For each line of the data below that holds "placeholder", copy the line.

───── Source material

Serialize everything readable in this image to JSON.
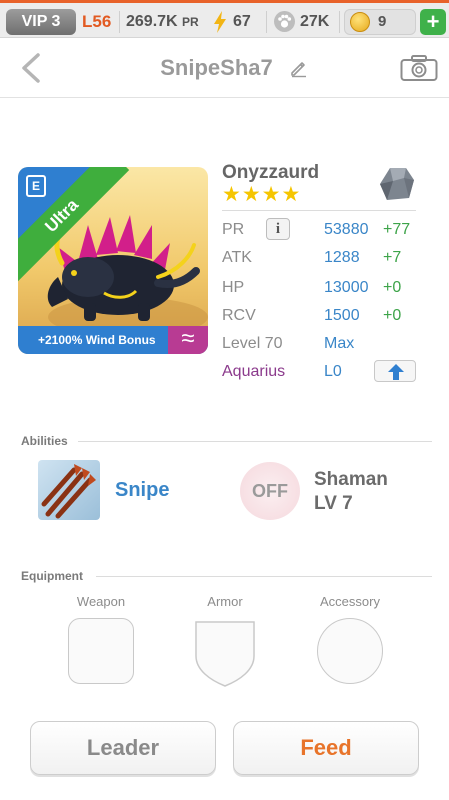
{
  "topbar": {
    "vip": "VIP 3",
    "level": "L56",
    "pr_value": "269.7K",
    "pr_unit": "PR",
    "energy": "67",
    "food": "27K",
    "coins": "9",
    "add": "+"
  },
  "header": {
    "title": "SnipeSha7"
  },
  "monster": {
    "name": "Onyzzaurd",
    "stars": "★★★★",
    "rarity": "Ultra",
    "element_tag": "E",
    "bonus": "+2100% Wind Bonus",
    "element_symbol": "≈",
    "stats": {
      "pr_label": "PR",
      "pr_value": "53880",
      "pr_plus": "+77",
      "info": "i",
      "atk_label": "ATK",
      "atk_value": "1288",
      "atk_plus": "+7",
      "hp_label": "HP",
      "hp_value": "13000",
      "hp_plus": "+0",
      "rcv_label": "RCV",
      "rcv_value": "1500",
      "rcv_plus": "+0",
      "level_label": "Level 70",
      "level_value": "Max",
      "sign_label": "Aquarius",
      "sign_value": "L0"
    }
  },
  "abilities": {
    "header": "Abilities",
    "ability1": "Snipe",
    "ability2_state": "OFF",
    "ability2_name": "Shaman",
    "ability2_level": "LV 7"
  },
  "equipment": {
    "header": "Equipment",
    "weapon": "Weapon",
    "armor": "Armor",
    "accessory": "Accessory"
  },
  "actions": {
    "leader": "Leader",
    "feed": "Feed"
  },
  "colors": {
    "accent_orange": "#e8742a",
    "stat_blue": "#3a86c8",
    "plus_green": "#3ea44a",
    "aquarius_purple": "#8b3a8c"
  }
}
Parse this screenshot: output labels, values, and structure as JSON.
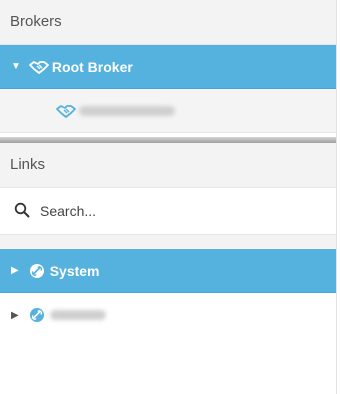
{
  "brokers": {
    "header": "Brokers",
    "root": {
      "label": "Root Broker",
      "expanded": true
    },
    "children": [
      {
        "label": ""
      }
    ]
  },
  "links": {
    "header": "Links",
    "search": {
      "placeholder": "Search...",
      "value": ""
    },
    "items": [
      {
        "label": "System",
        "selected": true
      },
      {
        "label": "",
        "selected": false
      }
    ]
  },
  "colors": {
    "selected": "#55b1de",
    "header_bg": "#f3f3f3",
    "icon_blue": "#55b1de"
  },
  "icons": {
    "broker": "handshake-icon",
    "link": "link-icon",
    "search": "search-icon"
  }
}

──────────
───── Source material

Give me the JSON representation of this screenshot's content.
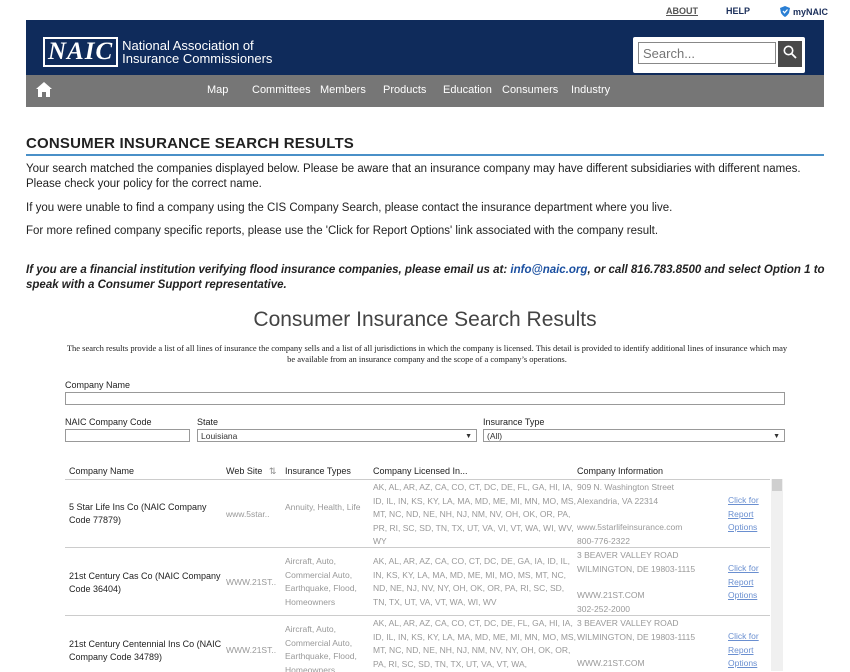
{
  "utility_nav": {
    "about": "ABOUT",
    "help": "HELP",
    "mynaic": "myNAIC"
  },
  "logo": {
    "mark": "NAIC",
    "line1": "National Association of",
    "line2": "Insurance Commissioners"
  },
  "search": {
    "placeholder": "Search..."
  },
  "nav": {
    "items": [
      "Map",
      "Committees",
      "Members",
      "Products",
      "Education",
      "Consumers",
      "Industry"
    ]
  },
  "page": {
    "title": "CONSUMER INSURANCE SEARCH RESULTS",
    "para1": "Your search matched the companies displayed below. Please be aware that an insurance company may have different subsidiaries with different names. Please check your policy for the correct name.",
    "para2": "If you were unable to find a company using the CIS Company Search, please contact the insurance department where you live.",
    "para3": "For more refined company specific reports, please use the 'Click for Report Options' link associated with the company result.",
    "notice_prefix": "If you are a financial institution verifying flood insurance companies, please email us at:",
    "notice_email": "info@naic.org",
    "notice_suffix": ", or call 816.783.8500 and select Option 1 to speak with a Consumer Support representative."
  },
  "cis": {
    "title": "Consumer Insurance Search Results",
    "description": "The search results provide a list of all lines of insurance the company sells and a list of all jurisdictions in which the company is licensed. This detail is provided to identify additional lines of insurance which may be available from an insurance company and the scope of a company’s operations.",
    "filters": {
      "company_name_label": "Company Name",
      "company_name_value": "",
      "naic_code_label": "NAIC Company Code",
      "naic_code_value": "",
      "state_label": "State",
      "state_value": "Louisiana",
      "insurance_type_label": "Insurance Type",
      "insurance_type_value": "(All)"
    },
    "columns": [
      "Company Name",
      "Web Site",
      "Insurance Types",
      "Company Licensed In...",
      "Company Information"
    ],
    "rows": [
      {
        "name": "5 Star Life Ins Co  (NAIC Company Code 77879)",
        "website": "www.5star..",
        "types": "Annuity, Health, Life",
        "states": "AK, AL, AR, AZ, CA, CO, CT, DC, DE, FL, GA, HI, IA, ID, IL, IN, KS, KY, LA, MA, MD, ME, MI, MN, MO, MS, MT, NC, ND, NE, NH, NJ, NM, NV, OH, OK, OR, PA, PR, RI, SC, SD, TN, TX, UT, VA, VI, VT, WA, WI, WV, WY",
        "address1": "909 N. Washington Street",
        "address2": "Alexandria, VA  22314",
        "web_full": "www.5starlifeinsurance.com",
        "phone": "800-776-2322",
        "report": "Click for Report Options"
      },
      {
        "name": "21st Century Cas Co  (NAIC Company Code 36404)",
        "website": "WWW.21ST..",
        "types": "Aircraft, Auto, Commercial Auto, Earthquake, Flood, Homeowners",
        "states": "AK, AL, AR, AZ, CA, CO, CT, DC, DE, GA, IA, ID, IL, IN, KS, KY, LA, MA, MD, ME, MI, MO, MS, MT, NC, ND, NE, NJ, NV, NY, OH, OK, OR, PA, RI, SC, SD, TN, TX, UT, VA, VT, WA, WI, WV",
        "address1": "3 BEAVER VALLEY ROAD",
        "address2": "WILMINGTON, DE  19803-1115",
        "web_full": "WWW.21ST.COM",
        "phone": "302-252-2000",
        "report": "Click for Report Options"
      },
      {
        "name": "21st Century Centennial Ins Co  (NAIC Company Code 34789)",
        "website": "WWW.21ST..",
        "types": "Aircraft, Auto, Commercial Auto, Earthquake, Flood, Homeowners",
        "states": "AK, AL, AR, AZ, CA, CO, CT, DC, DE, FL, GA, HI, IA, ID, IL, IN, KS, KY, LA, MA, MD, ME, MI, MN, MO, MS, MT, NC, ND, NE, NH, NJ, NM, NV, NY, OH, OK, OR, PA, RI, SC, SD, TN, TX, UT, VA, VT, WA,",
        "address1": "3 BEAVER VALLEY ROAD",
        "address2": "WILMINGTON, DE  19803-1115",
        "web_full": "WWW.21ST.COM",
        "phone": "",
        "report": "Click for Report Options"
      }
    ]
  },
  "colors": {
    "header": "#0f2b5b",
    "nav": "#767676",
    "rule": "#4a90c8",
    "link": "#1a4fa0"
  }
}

──────────

- **Complete output**:
      "placeholder": "Search...",
    "placeholder": "Search..."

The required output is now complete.